WHAT IS ASKED
Reproduce the records below exactly as they appear.

DATASET ENTRIES
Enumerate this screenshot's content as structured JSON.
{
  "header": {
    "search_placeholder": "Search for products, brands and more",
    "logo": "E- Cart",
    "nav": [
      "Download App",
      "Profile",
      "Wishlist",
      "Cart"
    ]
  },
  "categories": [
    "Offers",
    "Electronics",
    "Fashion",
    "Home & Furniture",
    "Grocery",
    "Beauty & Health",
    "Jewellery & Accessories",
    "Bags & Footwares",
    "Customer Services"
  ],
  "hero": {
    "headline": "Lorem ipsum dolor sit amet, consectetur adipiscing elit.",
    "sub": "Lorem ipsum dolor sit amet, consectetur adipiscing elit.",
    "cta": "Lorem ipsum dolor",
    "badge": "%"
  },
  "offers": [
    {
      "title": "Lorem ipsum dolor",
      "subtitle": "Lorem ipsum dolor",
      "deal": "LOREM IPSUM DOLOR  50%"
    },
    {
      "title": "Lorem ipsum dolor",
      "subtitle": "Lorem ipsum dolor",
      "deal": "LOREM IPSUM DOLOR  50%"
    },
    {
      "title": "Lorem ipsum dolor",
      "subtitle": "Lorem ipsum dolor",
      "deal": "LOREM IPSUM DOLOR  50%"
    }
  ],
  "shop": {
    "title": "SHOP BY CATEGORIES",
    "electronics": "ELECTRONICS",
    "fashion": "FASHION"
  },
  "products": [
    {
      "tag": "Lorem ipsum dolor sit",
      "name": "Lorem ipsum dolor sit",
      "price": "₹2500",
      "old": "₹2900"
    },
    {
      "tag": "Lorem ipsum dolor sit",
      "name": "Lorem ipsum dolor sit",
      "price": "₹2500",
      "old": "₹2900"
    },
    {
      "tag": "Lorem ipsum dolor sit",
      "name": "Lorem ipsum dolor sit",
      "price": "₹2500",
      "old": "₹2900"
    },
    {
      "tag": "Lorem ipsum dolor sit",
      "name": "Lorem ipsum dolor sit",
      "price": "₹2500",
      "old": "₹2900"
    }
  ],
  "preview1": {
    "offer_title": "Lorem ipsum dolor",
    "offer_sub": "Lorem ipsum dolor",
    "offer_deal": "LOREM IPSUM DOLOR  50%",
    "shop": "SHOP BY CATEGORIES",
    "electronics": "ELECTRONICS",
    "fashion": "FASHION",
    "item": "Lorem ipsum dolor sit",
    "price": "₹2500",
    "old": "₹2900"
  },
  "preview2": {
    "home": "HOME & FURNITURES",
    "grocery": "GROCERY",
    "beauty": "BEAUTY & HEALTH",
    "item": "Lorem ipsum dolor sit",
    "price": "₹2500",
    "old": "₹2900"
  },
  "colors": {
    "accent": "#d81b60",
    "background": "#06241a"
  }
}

SOLVED EXERCISE
Enumerate this screenshot's content as structured JSON.
{
  "header": {
    "search_placeholder": "Search for products, brands and more",
    "logo": "E- Cart",
    "nav": [
      "Download App",
      "Profile",
      "Wishlist",
      "Cart"
    ]
  },
  "categories": [
    "Offers",
    "Electronics",
    "Fashion",
    "Home & Furniture",
    "Grocery",
    "Beauty & Health",
    "Jewellery & Accessories",
    "Bags & Footwares",
    "Customer Services"
  ],
  "hero": {
    "headline": "Lorem ipsum dolor sit amet, consectetur adipiscing elit.",
    "sub": "Lorem ipsum dolor sit amet, consectetur adipiscing elit.",
    "cta": "Lorem ipsum dolor",
    "badge": "%"
  },
  "offers": [
    {
      "title": "Lorem ipsum dolor",
      "subtitle": "Lorem ipsum dolor",
      "deal": "LOREM IPSUM DOLOR  50%"
    },
    {
      "title": "Lorem ipsum dolor",
      "subtitle": "Lorem ipsum dolor",
      "deal": "LOREM IPSUM DOLOR  50%"
    },
    {
      "title": "Lorem ipsum dolor",
      "subtitle": "Lorem ipsum dolor",
      "deal": "LOREM IPSUM DOLOR  50%"
    }
  ],
  "shop": {
    "title": "SHOP BY CATEGORIES",
    "electronics": "ELECTRONICS",
    "fashion": "FASHION"
  },
  "products": [
    {
      "tag": "Lorem ipsum dolor sit",
      "name": "Lorem ipsum dolor sit",
      "price": "₹2500",
      "old": "₹2900"
    },
    {
      "tag": "Lorem ipsum dolor sit",
      "name": "Lorem ipsum dolor sit",
      "price": "₹2500",
      "old": "₹2900"
    },
    {
      "tag": "Lorem ipsum dolor sit",
      "name": "Lorem ipsum dolor sit",
      "price": "₹2500",
      "old": "₹2900"
    },
    {
      "tag": "Lorem ipsum dolor sit",
      "name": "Lorem ipsum dolor sit",
      "price": "₹2500",
      "old": "₹2900"
    }
  ],
  "preview1": {
    "offer_title": "Lorem ipsum dolor",
    "offer_sub": "Lorem ipsum dolor",
    "offer_deal": "LOREM IPSUM DOLOR  50%",
    "shop": "SHOP BY CATEGORIES",
    "electronics": "ELECTRONICS",
    "fashion": "FASHION",
    "item": "Lorem ipsum dolor sit",
    "price": "₹2500",
    "old": "₹2900"
  },
  "preview2": {
    "home": "HOME & FURNITURES",
    "grocery": "GROCERY",
    "beauty": "BEAUTY & HEALTH",
    "item": "Lorem ipsum dolor sit",
    "price": "₹2500",
    "old": "₹2900"
  },
  "colors": {
    "accent": "#d81b60",
    "background": "#06241a"
  }
}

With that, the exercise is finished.